* Task directions
Search the entries for the word "keinen" and pull out each line that has it.
----
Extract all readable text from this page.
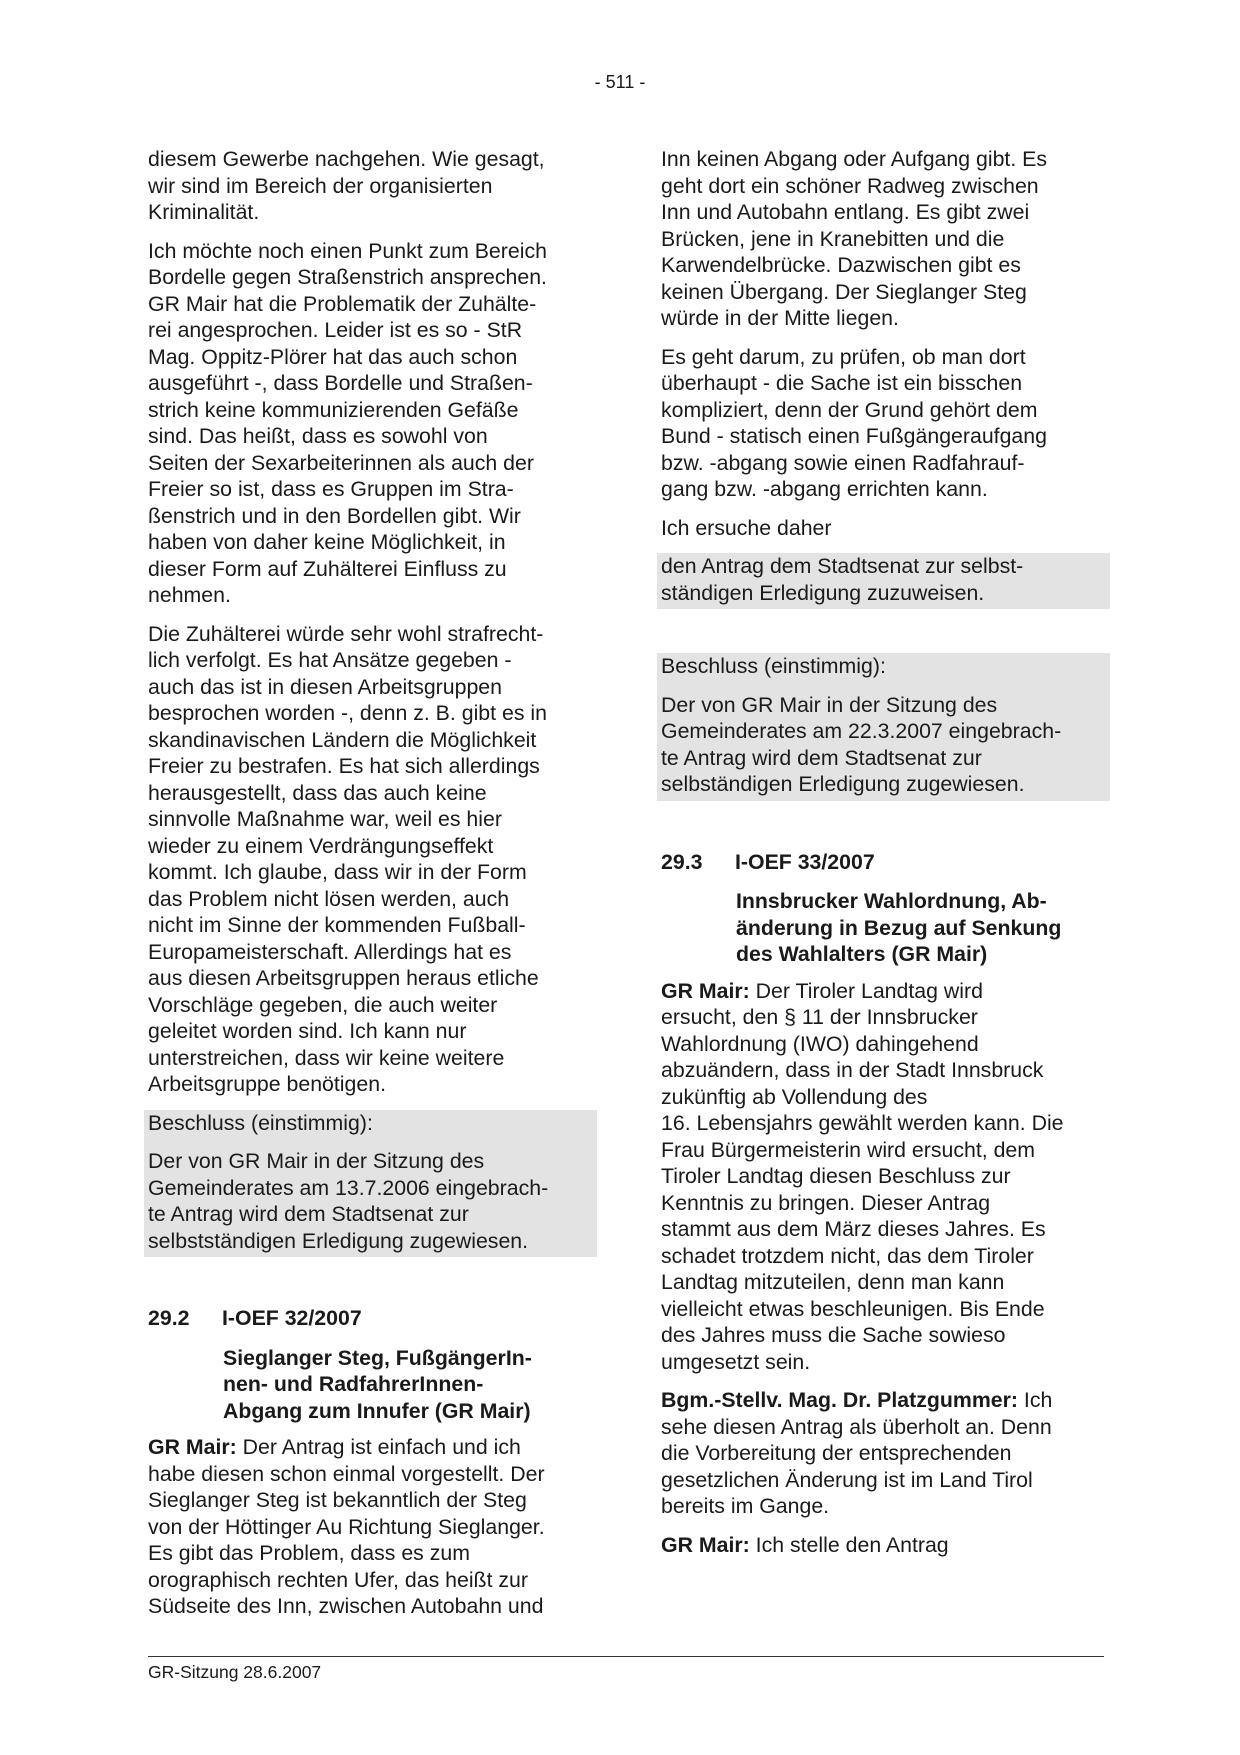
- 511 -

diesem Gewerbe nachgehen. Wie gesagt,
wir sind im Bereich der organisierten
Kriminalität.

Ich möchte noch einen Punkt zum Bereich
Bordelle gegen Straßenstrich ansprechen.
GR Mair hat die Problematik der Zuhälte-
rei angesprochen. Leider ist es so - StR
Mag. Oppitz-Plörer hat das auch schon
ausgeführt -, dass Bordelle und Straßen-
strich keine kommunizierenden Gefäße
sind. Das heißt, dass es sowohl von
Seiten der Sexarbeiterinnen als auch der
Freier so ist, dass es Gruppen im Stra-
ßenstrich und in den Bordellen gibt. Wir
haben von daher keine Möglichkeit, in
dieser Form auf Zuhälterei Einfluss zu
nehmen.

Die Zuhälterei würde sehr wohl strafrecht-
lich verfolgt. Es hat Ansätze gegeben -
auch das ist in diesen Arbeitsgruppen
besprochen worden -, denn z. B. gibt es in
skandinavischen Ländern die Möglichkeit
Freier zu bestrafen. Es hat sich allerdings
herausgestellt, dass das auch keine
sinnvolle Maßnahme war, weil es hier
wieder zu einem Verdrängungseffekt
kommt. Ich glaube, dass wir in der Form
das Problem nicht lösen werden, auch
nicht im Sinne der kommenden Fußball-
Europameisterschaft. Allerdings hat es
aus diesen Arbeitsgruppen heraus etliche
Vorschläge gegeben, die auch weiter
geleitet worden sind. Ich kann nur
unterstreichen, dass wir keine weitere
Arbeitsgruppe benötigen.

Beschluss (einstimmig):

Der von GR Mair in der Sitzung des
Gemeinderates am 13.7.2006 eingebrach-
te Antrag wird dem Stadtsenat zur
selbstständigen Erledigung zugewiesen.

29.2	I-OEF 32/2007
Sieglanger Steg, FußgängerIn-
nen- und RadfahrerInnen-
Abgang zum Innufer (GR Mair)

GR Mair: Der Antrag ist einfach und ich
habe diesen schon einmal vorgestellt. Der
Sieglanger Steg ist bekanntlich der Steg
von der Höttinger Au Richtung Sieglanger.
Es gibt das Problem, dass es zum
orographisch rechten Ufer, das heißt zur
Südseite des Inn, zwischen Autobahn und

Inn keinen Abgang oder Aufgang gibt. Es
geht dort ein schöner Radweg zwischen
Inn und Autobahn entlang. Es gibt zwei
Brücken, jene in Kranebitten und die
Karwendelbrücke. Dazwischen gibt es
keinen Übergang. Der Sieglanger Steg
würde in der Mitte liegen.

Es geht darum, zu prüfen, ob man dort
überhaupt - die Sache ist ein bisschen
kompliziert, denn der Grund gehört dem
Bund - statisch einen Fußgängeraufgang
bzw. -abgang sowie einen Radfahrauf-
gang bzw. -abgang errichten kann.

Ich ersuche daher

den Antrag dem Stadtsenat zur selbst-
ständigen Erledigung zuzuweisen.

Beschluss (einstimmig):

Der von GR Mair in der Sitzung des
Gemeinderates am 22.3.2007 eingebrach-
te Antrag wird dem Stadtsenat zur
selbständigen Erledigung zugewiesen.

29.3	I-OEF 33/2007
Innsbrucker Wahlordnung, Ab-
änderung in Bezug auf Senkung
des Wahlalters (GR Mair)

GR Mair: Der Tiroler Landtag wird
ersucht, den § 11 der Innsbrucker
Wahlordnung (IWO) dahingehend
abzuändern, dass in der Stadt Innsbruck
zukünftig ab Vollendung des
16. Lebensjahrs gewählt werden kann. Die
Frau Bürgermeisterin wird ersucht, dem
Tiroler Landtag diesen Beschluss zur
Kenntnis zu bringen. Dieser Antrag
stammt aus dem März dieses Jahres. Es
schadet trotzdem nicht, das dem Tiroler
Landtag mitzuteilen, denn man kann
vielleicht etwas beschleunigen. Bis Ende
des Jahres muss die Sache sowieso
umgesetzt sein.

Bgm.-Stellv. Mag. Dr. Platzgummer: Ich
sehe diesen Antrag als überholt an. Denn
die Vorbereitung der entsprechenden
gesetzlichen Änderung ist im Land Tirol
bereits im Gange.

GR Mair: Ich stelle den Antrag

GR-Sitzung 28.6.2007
----
* Answer to the exercise
Inn keinen Abgang oder Aufgang gibt. Es
keinen Übergang. Der Sieglanger Steg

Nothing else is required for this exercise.